> _PROMPT_: Pull out every line of the entries below that contains the string "badge". Matching is case-sensitive.

> _INPUT RECORDS_:
----
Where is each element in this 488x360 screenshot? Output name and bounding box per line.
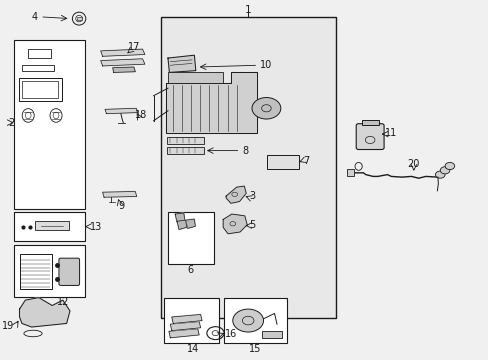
Polygon shape bbox=[223, 214, 247, 234]
Bar bbox=[28, 49, 51, 58]
Bar bbox=[14, 244, 85, 297]
Polygon shape bbox=[101, 49, 144, 56]
Bar bbox=[22, 81, 58, 98]
Bar bbox=[167, 212, 213, 264]
Bar bbox=[346, 169, 353, 176]
Text: 3: 3 bbox=[248, 191, 255, 201]
Text: 9: 9 bbox=[118, 201, 124, 211]
Circle shape bbox=[435, 171, 444, 178]
Bar bbox=[22, 65, 54, 71]
Bar bbox=[14, 212, 85, 241]
Bar bbox=[77, 17, 81, 21]
Circle shape bbox=[251, 98, 280, 119]
Bar bbox=[166, 147, 203, 154]
Bar bbox=[261, 330, 281, 338]
Circle shape bbox=[232, 309, 263, 332]
Polygon shape bbox=[102, 192, 137, 197]
Polygon shape bbox=[105, 108, 138, 114]
Text: 17: 17 bbox=[128, 42, 140, 52]
Text: 15: 15 bbox=[249, 344, 261, 354]
Circle shape bbox=[439, 167, 449, 174]
Polygon shape bbox=[113, 67, 135, 72]
Text: 18: 18 bbox=[135, 111, 147, 121]
Bar bbox=[164, 298, 219, 343]
Text: 1: 1 bbox=[244, 5, 251, 15]
Polygon shape bbox=[177, 220, 186, 229]
Polygon shape bbox=[165, 72, 256, 134]
Text: 12: 12 bbox=[57, 297, 69, 307]
Text: 2: 2 bbox=[8, 118, 14, 128]
FancyBboxPatch shape bbox=[355, 124, 383, 149]
Polygon shape bbox=[20, 298, 70, 327]
Polygon shape bbox=[225, 186, 246, 203]
Bar bbox=[19, 78, 61, 101]
Text: 11: 11 bbox=[384, 129, 396, 138]
Text: 4: 4 bbox=[31, 12, 38, 22]
Bar bbox=[267, 155, 298, 169]
Text: 20: 20 bbox=[407, 159, 419, 169]
Text: 7: 7 bbox=[302, 156, 308, 166]
Text: 8: 8 bbox=[242, 145, 248, 156]
Bar bbox=[35, 221, 69, 230]
Text: 16: 16 bbox=[224, 329, 237, 339]
Bar bbox=[20, 254, 52, 289]
Bar bbox=[361, 120, 378, 126]
Bar bbox=[166, 136, 203, 144]
Polygon shape bbox=[170, 321, 200, 330]
Polygon shape bbox=[175, 213, 184, 222]
Text: 19: 19 bbox=[2, 321, 14, 331]
Text: 6: 6 bbox=[187, 265, 193, 275]
Polygon shape bbox=[101, 59, 144, 66]
Bar bbox=[161, 17, 335, 318]
Text: 13: 13 bbox=[89, 222, 102, 231]
Bar bbox=[167, 72, 222, 83]
Polygon shape bbox=[168, 329, 199, 338]
Circle shape bbox=[444, 162, 454, 170]
Text: 10: 10 bbox=[260, 59, 272, 69]
Bar bbox=[224, 298, 286, 343]
Bar bbox=[14, 40, 85, 209]
Polygon shape bbox=[167, 55, 195, 72]
Text: 5: 5 bbox=[248, 220, 255, 230]
Polygon shape bbox=[185, 219, 195, 228]
FancyBboxPatch shape bbox=[59, 258, 80, 285]
Polygon shape bbox=[171, 315, 202, 323]
Text: 14: 14 bbox=[186, 344, 199, 354]
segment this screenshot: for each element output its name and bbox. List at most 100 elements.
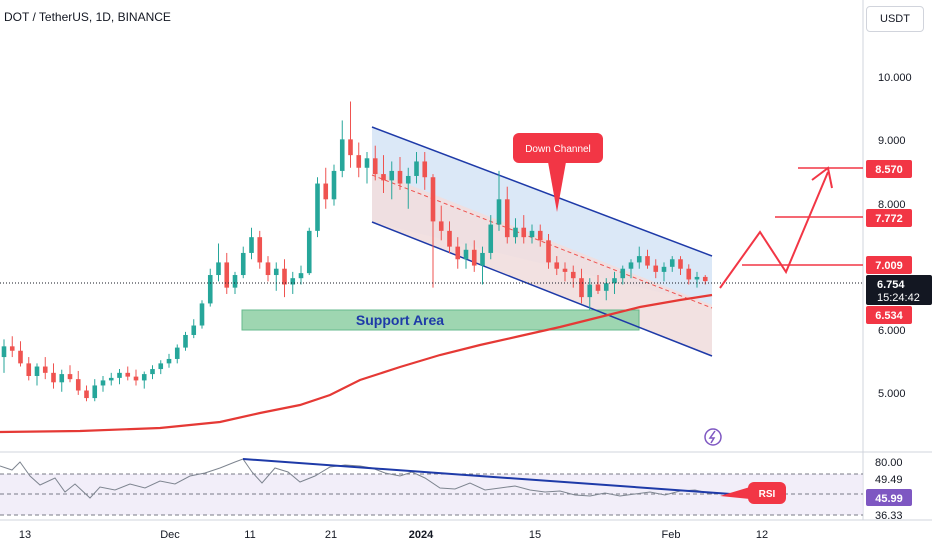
candle-body xyxy=(430,177,436,222)
candle-body xyxy=(323,183,329,200)
candle-body xyxy=(587,284,593,298)
candle-body xyxy=(504,199,510,238)
candle-body xyxy=(75,379,81,391)
candle-body xyxy=(315,183,320,231)
candle-body xyxy=(645,256,650,266)
lightning-icon-bolt xyxy=(708,430,716,444)
candle-body xyxy=(661,266,667,272)
candle-body xyxy=(612,278,617,284)
rsi-tick: 36.33 xyxy=(875,510,903,522)
candle-body xyxy=(174,347,180,359)
price-tick: 10.000 xyxy=(878,72,912,84)
candle-body xyxy=(240,252,246,276)
candle-body xyxy=(414,161,419,176)
candle-body xyxy=(9,346,15,351)
candle-body xyxy=(653,265,659,272)
moving-average-line xyxy=(0,293,713,434)
candle-body xyxy=(488,224,494,253)
support-area-label: Support Area xyxy=(356,312,444,328)
down-channel-fill-upper xyxy=(372,127,712,305)
candle-body xyxy=(471,249,477,266)
lightning-icon[interactable] xyxy=(704,428,722,446)
rsi-value-label: 45.99 xyxy=(875,493,903,505)
support-area-rect xyxy=(241,309,640,331)
candle-body xyxy=(513,227,518,238)
time-tick: 12 xyxy=(756,529,768,541)
candle-body xyxy=(216,262,221,276)
candle-body xyxy=(678,259,683,269)
candle-body xyxy=(364,158,370,168)
candle-body xyxy=(397,170,403,184)
candle-body xyxy=(1,346,7,358)
candle-body xyxy=(455,246,461,260)
level-badge xyxy=(866,256,912,274)
candle-body xyxy=(620,268,626,279)
candle-body xyxy=(339,139,345,171)
candle-body xyxy=(405,175,411,184)
rsi-callout-pointer xyxy=(720,487,750,499)
current-price-label: 6.754 xyxy=(877,279,905,291)
candle-body xyxy=(265,262,271,276)
level-badge xyxy=(866,160,912,178)
time-tick: 2024 xyxy=(409,529,434,541)
candle-body xyxy=(521,227,527,238)
countdown-label: 15:24:42 xyxy=(877,292,920,304)
candle-body xyxy=(669,259,675,267)
time-tick: 21 xyxy=(325,529,337,541)
candle-body xyxy=(117,372,122,378)
time-tick: Dec xyxy=(160,529,180,541)
price-tick: 9.000 xyxy=(878,135,906,147)
currency-selector[interactable]: USDT xyxy=(866,6,924,32)
candle-body xyxy=(207,275,213,304)
projected-arrowhead xyxy=(811,166,833,189)
channel-mid-line xyxy=(371,174,713,309)
candle-body xyxy=(422,161,428,178)
candle-body xyxy=(133,376,139,381)
candle-body xyxy=(537,230,543,241)
candle-body xyxy=(463,249,469,260)
candle-body xyxy=(686,268,692,280)
level-badge-label: 7.772 xyxy=(875,213,903,225)
candle-body xyxy=(26,363,32,376)
candle-body xyxy=(579,278,584,298)
rsi-callout-label: RSI xyxy=(759,489,776,500)
level-badge xyxy=(866,209,912,227)
candle-body xyxy=(331,170,337,200)
rsi-tick: 80.00 xyxy=(875,457,903,469)
channel-lower-line xyxy=(371,221,713,357)
candle-body xyxy=(562,268,568,272)
candles-group xyxy=(1,101,708,402)
candle-body xyxy=(389,170,395,181)
rsi-callout xyxy=(748,482,786,504)
candle-body xyxy=(232,275,238,288)
level-badge-label: 8.570 xyxy=(875,164,903,176)
candle-body xyxy=(249,237,254,253)
candle-body xyxy=(306,230,312,274)
candle-body xyxy=(702,276,708,282)
level-badge-label: 7.009 xyxy=(875,260,903,272)
candle-body xyxy=(529,230,535,238)
chart-title: DOT / TetherUS, 1D, BINANCE xyxy=(4,10,171,24)
candle-body xyxy=(158,363,164,370)
candle-body xyxy=(546,240,551,263)
candle-body xyxy=(51,372,56,383)
candle-body xyxy=(84,390,89,399)
candle-body xyxy=(381,174,386,181)
rsi-trendline xyxy=(242,458,746,496)
candle-body xyxy=(191,325,197,335)
time-tick: Feb xyxy=(662,529,681,541)
down-channel-callout xyxy=(513,133,603,163)
time-tick: 13 xyxy=(19,529,31,541)
candle-body xyxy=(257,237,263,263)
candle-body xyxy=(282,268,287,285)
candle-body xyxy=(595,284,601,291)
candle-body xyxy=(183,334,188,348)
candle-body xyxy=(92,385,98,399)
candle-body xyxy=(108,377,114,381)
candle-body xyxy=(447,230,452,247)
candle-body xyxy=(694,276,700,280)
candle-body xyxy=(636,256,642,263)
rsi-value-badge xyxy=(866,489,912,506)
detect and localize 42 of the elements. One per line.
----
> _FULL SOLUTION_:
level-badge xyxy=(866,256,912,274)
level-badge xyxy=(866,160,912,178)
level-badge-label: 7.772 xyxy=(875,213,903,225)
level-badge xyxy=(866,209,912,227)
level-badge-label: 8.570 xyxy=(875,164,903,176)
level-badge-label: 7.009 xyxy=(875,260,903,272)
rsi-value-badge xyxy=(866,489,912,506)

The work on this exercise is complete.